= Task description =
Copy the full set of lines exactly as given.

= Part of a data file =
※ ※ ※
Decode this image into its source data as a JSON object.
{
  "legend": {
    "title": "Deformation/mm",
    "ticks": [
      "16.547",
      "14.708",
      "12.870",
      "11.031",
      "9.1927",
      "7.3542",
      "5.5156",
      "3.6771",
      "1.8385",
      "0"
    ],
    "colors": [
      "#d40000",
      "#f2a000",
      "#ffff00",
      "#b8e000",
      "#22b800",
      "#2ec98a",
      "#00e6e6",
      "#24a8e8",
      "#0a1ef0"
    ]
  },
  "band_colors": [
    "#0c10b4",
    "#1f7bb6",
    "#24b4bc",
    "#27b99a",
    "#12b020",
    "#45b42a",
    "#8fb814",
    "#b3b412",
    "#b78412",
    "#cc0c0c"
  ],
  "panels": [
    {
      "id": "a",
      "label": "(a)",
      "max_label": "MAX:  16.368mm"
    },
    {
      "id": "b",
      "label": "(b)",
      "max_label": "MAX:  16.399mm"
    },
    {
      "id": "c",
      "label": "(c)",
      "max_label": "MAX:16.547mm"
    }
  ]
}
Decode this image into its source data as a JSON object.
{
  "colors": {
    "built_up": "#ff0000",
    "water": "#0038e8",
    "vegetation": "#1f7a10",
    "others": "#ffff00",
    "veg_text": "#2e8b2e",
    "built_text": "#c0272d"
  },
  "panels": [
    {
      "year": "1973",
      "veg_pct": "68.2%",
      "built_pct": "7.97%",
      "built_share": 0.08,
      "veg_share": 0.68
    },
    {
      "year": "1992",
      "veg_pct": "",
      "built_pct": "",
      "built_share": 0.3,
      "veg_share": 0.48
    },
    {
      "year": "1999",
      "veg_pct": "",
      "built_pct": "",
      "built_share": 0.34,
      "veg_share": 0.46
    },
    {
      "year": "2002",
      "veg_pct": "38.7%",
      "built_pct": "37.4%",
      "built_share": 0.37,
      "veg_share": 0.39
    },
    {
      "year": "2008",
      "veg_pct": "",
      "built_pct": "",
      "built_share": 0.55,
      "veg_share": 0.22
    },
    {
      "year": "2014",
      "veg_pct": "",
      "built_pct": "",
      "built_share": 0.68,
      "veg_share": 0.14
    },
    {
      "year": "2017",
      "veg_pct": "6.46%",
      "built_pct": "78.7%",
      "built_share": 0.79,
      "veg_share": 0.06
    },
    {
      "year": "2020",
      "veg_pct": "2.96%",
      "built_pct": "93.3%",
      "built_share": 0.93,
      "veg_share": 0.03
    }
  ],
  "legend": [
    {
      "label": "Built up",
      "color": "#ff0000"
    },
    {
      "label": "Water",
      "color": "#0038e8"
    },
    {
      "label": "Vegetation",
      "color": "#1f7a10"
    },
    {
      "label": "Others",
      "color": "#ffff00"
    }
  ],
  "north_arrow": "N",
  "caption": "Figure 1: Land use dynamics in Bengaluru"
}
※ ※ ※
= Answer below =
Decode this image into its source data as a JSON object.
{
  "legend": {
    "title": "Deformation/mm",
    "ticks": [
      "16.547",
      "14.708",
      "12.870",
      "11.031",
      "9.1927",
      "7.3542",
      "5.5156",
      "3.6771",
      "1.8385",
      "0"
    ],
    "colors": [
      "#d40000",
      "#f2a000",
      "#ffff00",
      "#b8e000",
      "#22b800",
      "#2ec98a",
      "#00e6e6",
      "#24a8e8",
      "#0a1ef0"
    ]
  },
  "band_colors": [
    "#0c10b4",
    "#1f7bb6",
    "#24b4bc",
    "#27b99a",
    "#12b020",
    "#45b42a",
    "#8fb814",
    "#b3b412",
    "#b78412",
    "#cc0c0c"
  ],
  "panels": [
    {
      "id": "a",
      "label": "(a)",
      "max_label": "MAX:  16.368mm"
    },
    {
      "id": "b",
      "label": "(b)",
      "max_label": "MAX:  16.399mm"
    },
    {
      "id": "c",
      "label": "(c)",
      "max_label": "MAX:16.547mm"
    }
  ]
}
Decode this image into its source data as a JSON object.
{
  "colors": {
    "built_up": "#ff0000",
    "water": "#0038e8",
    "vegetation": "#1f7a10",
    "others": "#ffff00",
    "veg_text": "#2e8b2e",
    "built_text": "#c0272d"
  },
  "panels": [
    {
      "year": "1973",
      "veg_pct": "68.2%",
      "built_pct": "7.97%",
      "built_share": 0.08,
      "veg_share": 0.68
    },
    {
      "year": "1992",
      "veg_pct": "",
      "built_pct": "",
      "built_share": 0.3,
      "veg_share": 0.48
    },
    {
      "year": "1999",
      "veg_pct": "",
      "built_pct": "",
      "built_share": 0.34,
      "veg_share": 0.46
    },
    {
      "year": "2002",
      "veg_pct": "38.7%",
      "built_pct": "37.4%",
      "built_share": 0.37,
      "veg_share": 0.39
    },
    {
      "year": "2008",
      "veg_pct": "",
      "built_pct": "",
      "built_share": 0.55,
      "veg_share": 0.22
    },
    {
      "year": "2014",
      "veg_pct": "",
      "built_pct": "",
      "built_share": 0.68,
      "veg_share": 0.14
    },
    {
      "year": "2017",
      "veg_pct": "6.46%",
      "built_pct": "78.7%",
      "built_share": 0.79,
      "veg_share": 0.06
    },
    {
      "year": "2020",
      "veg_pct": "2.96%",
      "built_pct": "93.3%",
      "built_share": 0.93,
      "veg_share": 0.03
    }
  ],
  "legend": [
    {
      "label": "Built up",
      "color": "#ff0000"
    },
    {
      "label": "Water",
      "color": "#0038e8"
    },
    {
      "label": "Vegetation",
      "color": "#1f7a10"
    },
    {
      "label": "Others",
      "color": "#ffff00"
    }
  ],
  "north_arrow": "N",
  "caption": "Figure 1: Land use dynamics in Bengaluru"
}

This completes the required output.